**記事:**
>>>>>

Opinion : どう見てもおかしな事故再発防止論 (2019/5/27)
 

大津園児死傷事故、保育園会見マスコミ批判への見解 (京都新聞)

読んでみたら、ただの自己弁護・自己正当化だった。特に「これはひどい」と思ったところを引用する。

遺族や被害者を取材するのも「再発防止」が大きな目的です。当事者でなければ語り得ない思いや犠牲者の人となりを伝えることは、事件・事故の悲しみや理不尽さを社会で共有し、再発防止に向けた機運を高めることにつながります。


「一見すると、筋が通ったことをいっているように見える」という人がいるかも知れない。しかし、この言い分は煎じ詰めると、単なる精神論に落とし込んで終わりにしてしまう危険性につながるだけ。

とりあえず先方の立場に立ってみて、「事故が起きれば、当事者は悲しみや理不尽さに見舞われる。それを防ごうとするから注意するようになって、事故が起きなくなる」という理屈なんだろうか、と考えてみた。だ・が・し・か・し。

世の中のすべての事故や事件が、故意あるいは不注意に起因するのであれば、そういう理屈が成り立つ部分はあるかも知れないが、実際には違う。それに、「悲しみや理不尽さを引き起こそうとして事故を起こす人」は、普通はいない (絶対にいないとは断言できないが、多数派でもあるまい)。

無論、故意や不注意に起因する事故はある。しかし、故意に事故を起こすような人はそもそも「悲しみや理不尽さ」はブレーキになりづらいだろう。

<<<<<

**課題:** 記事のうち「遺族や被害者を取材するのも「」から「ブレーキになりづらいだろう。」までを、その語句も含めて一字一句そのまま書き写してください。 ここからの記録は、記事とは別の出典から取られたものです。

**記録一覧:**

>>>>>

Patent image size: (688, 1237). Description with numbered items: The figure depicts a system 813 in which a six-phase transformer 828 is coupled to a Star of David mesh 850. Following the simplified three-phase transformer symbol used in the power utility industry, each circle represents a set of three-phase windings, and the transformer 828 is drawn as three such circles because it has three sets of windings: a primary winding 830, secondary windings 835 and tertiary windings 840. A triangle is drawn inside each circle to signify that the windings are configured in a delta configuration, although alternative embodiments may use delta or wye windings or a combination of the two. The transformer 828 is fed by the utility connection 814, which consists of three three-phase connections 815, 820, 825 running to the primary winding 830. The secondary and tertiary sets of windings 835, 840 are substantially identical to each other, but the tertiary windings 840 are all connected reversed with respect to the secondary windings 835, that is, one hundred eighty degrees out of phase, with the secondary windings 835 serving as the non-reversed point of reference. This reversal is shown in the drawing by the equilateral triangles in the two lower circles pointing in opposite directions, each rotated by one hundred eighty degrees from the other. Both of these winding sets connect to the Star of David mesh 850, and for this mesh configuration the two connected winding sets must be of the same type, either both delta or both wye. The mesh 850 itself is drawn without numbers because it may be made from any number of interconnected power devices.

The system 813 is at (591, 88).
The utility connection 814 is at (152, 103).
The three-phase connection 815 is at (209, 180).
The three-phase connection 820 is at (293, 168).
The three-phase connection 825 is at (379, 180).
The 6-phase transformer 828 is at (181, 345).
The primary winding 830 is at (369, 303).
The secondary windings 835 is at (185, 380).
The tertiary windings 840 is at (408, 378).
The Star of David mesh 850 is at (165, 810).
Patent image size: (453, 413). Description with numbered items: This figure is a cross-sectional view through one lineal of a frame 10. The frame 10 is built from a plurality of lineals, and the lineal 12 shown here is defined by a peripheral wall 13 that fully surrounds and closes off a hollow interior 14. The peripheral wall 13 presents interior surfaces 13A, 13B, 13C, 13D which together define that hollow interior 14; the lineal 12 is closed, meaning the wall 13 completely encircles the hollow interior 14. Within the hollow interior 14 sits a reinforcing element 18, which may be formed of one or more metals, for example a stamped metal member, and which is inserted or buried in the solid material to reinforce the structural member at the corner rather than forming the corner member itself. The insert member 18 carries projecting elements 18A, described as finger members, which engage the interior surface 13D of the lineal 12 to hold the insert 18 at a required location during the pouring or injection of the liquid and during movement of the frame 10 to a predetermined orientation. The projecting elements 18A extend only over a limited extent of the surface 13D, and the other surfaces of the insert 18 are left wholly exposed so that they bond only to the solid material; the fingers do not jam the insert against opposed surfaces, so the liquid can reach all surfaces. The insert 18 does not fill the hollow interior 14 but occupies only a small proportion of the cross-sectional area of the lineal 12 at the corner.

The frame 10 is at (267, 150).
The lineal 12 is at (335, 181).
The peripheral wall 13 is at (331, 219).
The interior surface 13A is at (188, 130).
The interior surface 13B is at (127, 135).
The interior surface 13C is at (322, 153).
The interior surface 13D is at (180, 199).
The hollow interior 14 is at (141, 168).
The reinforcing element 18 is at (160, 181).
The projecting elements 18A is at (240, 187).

<<<<<

**想定解答:**
遺族や被害者を取材するのも「再発防止」が大きな目的です。当事者でなければ語り得ない思いや犠牲者の人となりを伝えることは、事件・事故の悲しみや理不尽さを社会で共有し、再発防止に向けた機運を高めることにつながります。


「一見すると、筋が通ったことをいっているように見える」という人がいるかも知れない。しかし、この言い分は煎じ詰めると、単なる精神論に落とし込んで終わりにしてしまう危険性につながるだけ。

とりあえず先方の立場に立ってみて、「事故が起きれば、当事者は悲しみや理不尽さに見舞われる。それを防ごうとするから注意するようになって、事故が起きなくなる」という理屈なんだろうか、と考えてみた。だ・が・し・か・し。

世の中のすべての事故や事件が、故意あるいは不注意に起因するのであれば、そういう理屈が成り立つ部分はあるかも知れないが、実際には違う。それに、「悲しみや理不尽さを引き起こそうとして事故を起こす人」は、普通はいない (絶対にいないとは断言できないが、多数派でもあるまい)。

無論、故意や不注意に起因する事故はある。しかし、故意に事故を起こすような人はそもそも「悲しみや理不尽さ」はブレーキになりづらいだろう。